- **Set problem**
Every entry here needs to be repeated exactly.

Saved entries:
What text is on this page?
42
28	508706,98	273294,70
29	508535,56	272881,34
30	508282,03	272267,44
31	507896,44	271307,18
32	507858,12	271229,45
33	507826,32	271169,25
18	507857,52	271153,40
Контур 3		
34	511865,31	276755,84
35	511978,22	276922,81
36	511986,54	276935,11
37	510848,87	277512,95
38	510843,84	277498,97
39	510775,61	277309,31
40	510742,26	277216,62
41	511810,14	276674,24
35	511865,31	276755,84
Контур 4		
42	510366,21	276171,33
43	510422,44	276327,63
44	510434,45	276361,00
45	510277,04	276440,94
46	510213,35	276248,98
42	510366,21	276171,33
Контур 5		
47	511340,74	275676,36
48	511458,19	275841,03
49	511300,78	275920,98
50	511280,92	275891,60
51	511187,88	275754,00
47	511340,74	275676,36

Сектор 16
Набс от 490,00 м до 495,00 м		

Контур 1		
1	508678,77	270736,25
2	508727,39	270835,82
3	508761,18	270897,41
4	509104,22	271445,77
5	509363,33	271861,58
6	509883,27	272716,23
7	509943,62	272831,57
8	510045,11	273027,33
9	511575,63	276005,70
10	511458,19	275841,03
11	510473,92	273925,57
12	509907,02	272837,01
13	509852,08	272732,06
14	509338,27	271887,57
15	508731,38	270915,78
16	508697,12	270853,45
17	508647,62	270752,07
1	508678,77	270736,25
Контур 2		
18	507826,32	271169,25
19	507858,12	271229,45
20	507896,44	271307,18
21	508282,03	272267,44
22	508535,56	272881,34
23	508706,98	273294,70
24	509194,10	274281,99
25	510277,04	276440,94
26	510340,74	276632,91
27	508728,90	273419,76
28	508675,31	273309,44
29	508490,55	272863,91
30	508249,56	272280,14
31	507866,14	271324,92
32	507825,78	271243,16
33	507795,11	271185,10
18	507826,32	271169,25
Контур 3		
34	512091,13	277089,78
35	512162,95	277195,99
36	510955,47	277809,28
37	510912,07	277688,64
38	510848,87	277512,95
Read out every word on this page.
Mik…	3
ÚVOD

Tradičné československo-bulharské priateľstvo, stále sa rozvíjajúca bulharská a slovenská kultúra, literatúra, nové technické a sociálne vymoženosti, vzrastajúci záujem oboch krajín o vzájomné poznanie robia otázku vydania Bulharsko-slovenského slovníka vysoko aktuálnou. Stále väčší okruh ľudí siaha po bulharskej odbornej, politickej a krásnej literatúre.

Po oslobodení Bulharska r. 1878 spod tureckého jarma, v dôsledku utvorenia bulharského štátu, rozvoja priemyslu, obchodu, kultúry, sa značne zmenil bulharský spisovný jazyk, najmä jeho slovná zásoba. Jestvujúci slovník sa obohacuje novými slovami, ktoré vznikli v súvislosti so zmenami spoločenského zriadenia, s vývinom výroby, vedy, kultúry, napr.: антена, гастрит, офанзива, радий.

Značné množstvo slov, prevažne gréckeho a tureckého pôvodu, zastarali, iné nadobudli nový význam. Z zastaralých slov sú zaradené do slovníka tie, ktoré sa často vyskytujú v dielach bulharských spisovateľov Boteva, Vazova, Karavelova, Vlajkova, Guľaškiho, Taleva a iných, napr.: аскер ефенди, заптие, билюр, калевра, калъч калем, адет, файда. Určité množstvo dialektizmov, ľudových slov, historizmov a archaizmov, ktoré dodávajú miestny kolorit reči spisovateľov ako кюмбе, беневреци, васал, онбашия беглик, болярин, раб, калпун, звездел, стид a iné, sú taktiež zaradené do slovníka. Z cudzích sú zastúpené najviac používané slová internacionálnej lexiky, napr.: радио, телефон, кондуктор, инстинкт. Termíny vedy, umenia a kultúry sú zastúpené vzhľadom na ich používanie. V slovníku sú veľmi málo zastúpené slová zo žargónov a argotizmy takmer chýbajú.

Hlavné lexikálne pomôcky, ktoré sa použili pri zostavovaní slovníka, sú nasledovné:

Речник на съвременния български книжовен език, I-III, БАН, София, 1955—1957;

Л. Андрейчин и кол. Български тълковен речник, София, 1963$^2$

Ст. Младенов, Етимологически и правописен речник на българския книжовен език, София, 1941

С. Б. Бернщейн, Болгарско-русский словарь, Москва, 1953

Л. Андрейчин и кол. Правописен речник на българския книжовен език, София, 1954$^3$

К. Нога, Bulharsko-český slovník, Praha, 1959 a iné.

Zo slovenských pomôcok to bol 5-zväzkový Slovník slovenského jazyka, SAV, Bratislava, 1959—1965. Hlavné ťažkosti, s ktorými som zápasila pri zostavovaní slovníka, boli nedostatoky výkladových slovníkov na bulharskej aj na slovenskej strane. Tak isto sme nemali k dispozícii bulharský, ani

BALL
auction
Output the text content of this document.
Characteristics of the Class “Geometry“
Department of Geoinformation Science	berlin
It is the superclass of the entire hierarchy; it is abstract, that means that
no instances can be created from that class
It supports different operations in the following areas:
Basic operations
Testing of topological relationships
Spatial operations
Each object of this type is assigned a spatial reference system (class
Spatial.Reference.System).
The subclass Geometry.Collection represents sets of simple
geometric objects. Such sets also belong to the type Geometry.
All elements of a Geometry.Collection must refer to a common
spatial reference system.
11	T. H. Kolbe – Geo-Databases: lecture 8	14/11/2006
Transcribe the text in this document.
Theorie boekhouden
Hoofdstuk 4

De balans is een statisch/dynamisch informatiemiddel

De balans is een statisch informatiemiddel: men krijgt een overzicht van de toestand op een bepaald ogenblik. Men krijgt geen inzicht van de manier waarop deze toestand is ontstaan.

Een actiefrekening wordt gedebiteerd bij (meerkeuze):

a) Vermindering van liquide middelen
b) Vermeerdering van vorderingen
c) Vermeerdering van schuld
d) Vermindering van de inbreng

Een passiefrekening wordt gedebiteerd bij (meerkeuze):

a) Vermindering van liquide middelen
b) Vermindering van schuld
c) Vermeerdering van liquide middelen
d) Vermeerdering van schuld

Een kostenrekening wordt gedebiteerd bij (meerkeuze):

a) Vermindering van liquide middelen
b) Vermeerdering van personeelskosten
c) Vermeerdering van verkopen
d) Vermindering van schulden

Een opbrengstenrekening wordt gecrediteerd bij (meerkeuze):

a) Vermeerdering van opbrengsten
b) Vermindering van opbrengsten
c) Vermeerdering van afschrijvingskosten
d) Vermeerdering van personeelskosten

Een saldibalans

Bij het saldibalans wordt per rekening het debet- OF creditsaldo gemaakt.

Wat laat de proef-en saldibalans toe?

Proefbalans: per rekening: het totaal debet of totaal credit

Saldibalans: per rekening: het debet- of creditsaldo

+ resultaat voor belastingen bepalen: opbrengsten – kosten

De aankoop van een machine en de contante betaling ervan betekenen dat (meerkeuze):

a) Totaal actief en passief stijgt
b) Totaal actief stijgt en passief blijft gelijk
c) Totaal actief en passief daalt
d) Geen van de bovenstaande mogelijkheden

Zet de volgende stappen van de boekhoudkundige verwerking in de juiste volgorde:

- **Response to this task**
What text is on this page?
42
28	508706,98	273294,70
29	508535,56	272881,34
30	508282,03	272267,44
31	507896,44	271307,18
32	507858,12	271229,45
33	507826,32	271169,25
18	507857,52	271153,40
Контур 3		
34	511865,31	276755,84
35	511978,22	276922,81
36	511986,54	276935,11
37	510848,87	277512,95
38	510843,84	277498,97
39	510775,61	277309,31
40	510742,26	277216,62
41	511810,14	276674,24
35	511865,31	276755,84
Контур 4		
42	510366,21	276171,33
43	510422,44	276327,63
44	510434,45	276361,00
45	510277,04	276440,94
46	510213,35	276248,98
42	510366,21	276171,33
Контур 5		
47	511340,74	275676,36
48	511458,19	275841,03
49	511300,78	275920,98
50	511280,92	275891,60
51	511187,88	275754,00
47	511340,74	275676,36

Сектор 16
Набс от 490,00 м до 495,00 м		

Контур 1		
1	508678,77	270736,25
2	508727,39	270835,82
3	508761,18	270897,41
4	509104,22	271445,77
5	509363,33	271861,58
6	509883,27	272716,23
7	509943,62	272831,57
8	510045,11	273027,33
9	511575,63	276005,70
10	511458,19	275841,03
11	510473,92	273925,57
12	509907,02	272837,01
13	509852,08	272732,06
14	509338,27	271887,57
15	508731,38	270915,78
16	508697,12	270853,45
17	508647,62	270752,07
1	508678,77	270736,25
Контур 2		
18	507826,32	271169,25
19	507858,12	271229,45
20	507896,44	271307,18
21	508282,03	272267,44
22	508535,56	272881,34
23	508706,98	273294,70
24	509194,10	274281,99
25	510277,04	276440,94
26	510340,74	276632,91
27	508728,90	273419,76
28	508675,31	273309,44
29	508490,55	272863,91
30	508249,56	272280,14
31	507866,14	271324,92
32	507825,78	271243,16
33	507795,11	271185,10
18	507826,32	271169,25
Контур 3		
34	512091,13	277089,78
35	512162,95	277195,99
36	510955,47	277809,28
37	510912,07	277688,64
38	510848,87	277512,95
Read out every word on this page.
Mik…	3
ÚVOD

Tradičné československo-bulharské priateľstvo, stále sa rozvíjajúca bulharská a slovenská kultúra, literatúra, nové technické a sociálne vymoženosti, vzrastajúci záujem oboch krajín o vzájomné poznanie robia otázku vydania Bulharsko-slovenského slovníka vysoko aktuálnou. Stále väčší okruh ľudí siaha po bulharskej odbornej, politickej a krásnej literatúre.

Po oslobodení Bulharska r. 1878 spod tureckého jarma, v dôsledku utvorenia bulharského štátu, rozvoja priemyslu, obchodu, kultúry, sa značne zmenil bulharský spisovný jazyk, najmä jeho slovná zásoba. Jestvujúci slovník sa obohacuje novými slovami, ktoré vznikli v súvislosti so zmenami spoločenského zriadenia, s vývinom výroby, vedy, kultúry, napr.: антена, гастрит, офанзива, радий.

Značné množstvo slov, prevažne gréckeho a tureckého pôvodu, zastarali, iné nadobudli nový význam. Z zastaralých slov sú zaradené do slovníka tie, ktoré sa často vyskytujú v dielach bulharských spisovateľov Boteva, Vazova, Karavelova, Vlajkova, Guľaškiho, Taleva a iných, napr.: аскер ефенди, заптие, билюр, калевра, калъч калем, адет, файда. Určité množstvo dialektizmov, ľudových slov, historizmov a archaizmov, ktoré dodávajú miestny kolorit reči spisovateľov ako кюмбе, беневреци, васал, онбашия беглик, болярин, раб, калпун, звездел, стид a iné, sú taktiež zaradené do slovníka. Z cudzích sú zastúpené najviac používané slová internacionálnej lexiky, napr.: радио, телефон, кондуктор, инстинкт. Termíny vedy, umenia a kultúry sú zastúpené vzhľadom na ich používanie. V slovníku sú veľmi málo zastúpené slová zo žargónov a argotizmy takmer chýbajú.

Hlavné lexikálne pomôcky, ktoré sa použili pri zostavovaní slovníka, sú nasledovné:

Речник на съвременния български книжовен език, I-III, БАН, София, 1955—1957;

Л. Андрейчин и кол. Български тълковен речник, София, 1963$^2$

Ст. Младенов, Етимологически и правописен речник на българския книжовен език, София, 1941

С. Б. Бернщейн, Болгарско-русский словарь, Москва, 1953

Л. Андрейчин и кол. Правописен речник на българския книжовен език, София, 1954$^3$

К. Нога, Bulharsko-český slovník, Praha, 1959 a iné.

Zo slovenských pomôcok to bol 5-zväzkový Slovník slovenského jazyka, SAV, Bratislava, 1959—1965. Hlavné ťažkosti, s ktorými som zápasila pri zostavovaní slovníka, boli nedostatoky výkladových slovníkov na bulharskej aj na slovenskej strane. Tak isto sme nemali k dispozícii bulharský, ani

BALL
auction
Output the text content of this document.
Characteristics of the Class “Geometry“
Department of Geoinformation Science	berlin
It is the superclass of the entire hierarchy; it is abstract, that means that
no instances can be created from that class
It supports different operations in the following areas:
Basic operations
Testing of topological relationships
Spatial operations
Each object of this type is assigned a spatial reference system (class
Spatial.Reference.System).
The subclass Geometry.Collection represents sets of simple
geometric objects. Such sets also belong to the type Geometry.
All elements of a Geometry.Collection must refer to a common
spatial reference system.
11	T. H. Kolbe – Geo-Databases: lecture 8	14/11/2006
Transcribe the text in this document.
Theorie boekhouden
Hoofdstuk 4

De balans is een statisch/dynamisch informatiemiddel

De balans is een statisch informatiemiddel: men krijgt een overzicht van de toestand op een bepaald ogenblik. Men krijgt geen inzicht van de manier waarop deze toestand is ontstaan.

Een actiefrekening wordt gedebiteerd bij (meerkeuze):

a) Vermindering van liquide middelen
b) Vermeerdering van vorderingen
c) Vermeerdering van schuld
d) Vermindering van de inbreng

Een passiefrekening wordt gedebiteerd bij (meerkeuze):

a) Vermindering van liquide middelen
b) Vermindering van schuld
c) Vermeerdering van liquide middelen
d) Vermeerdering van schuld

Een kostenrekening wordt gedebiteerd bij (meerkeuze):

a) Vermindering van liquide middelen
b) Vermeerdering van personeelskosten
c) Vermeerdering van verkopen
d) Vermindering van schulden

Een opbrengstenrekening wordt gecrediteerd bij (meerkeuze):

a) Vermeerdering van opbrengsten
b) Vermindering van opbrengsten
c) Vermeerdering van afschrijvingskosten
d) Vermeerdering van personeelskosten

Een saldibalans

Bij het saldibalans wordt per rekening het debet- OF creditsaldo gemaakt.

Wat laat de proef-en saldibalans toe?

Proefbalans: per rekening: het totaal debet of totaal credit

Saldibalans: per rekening: het debet- of creditsaldo

+ resultaat voor belastingen bepalen: opbrengsten – kosten

De aankoop van een machine en de contante betaling ervan betekenen dat (meerkeuze):

a) Totaal actief en passief stijgt
b) Totaal actief stijgt en passief blijft gelijk
c) Totaal actief en passief daalt
d) Geen van de bovenstaande mogelijkheden

Zet de volgende stappen van de boekhoudkundige verwerking in de juiste volgorde:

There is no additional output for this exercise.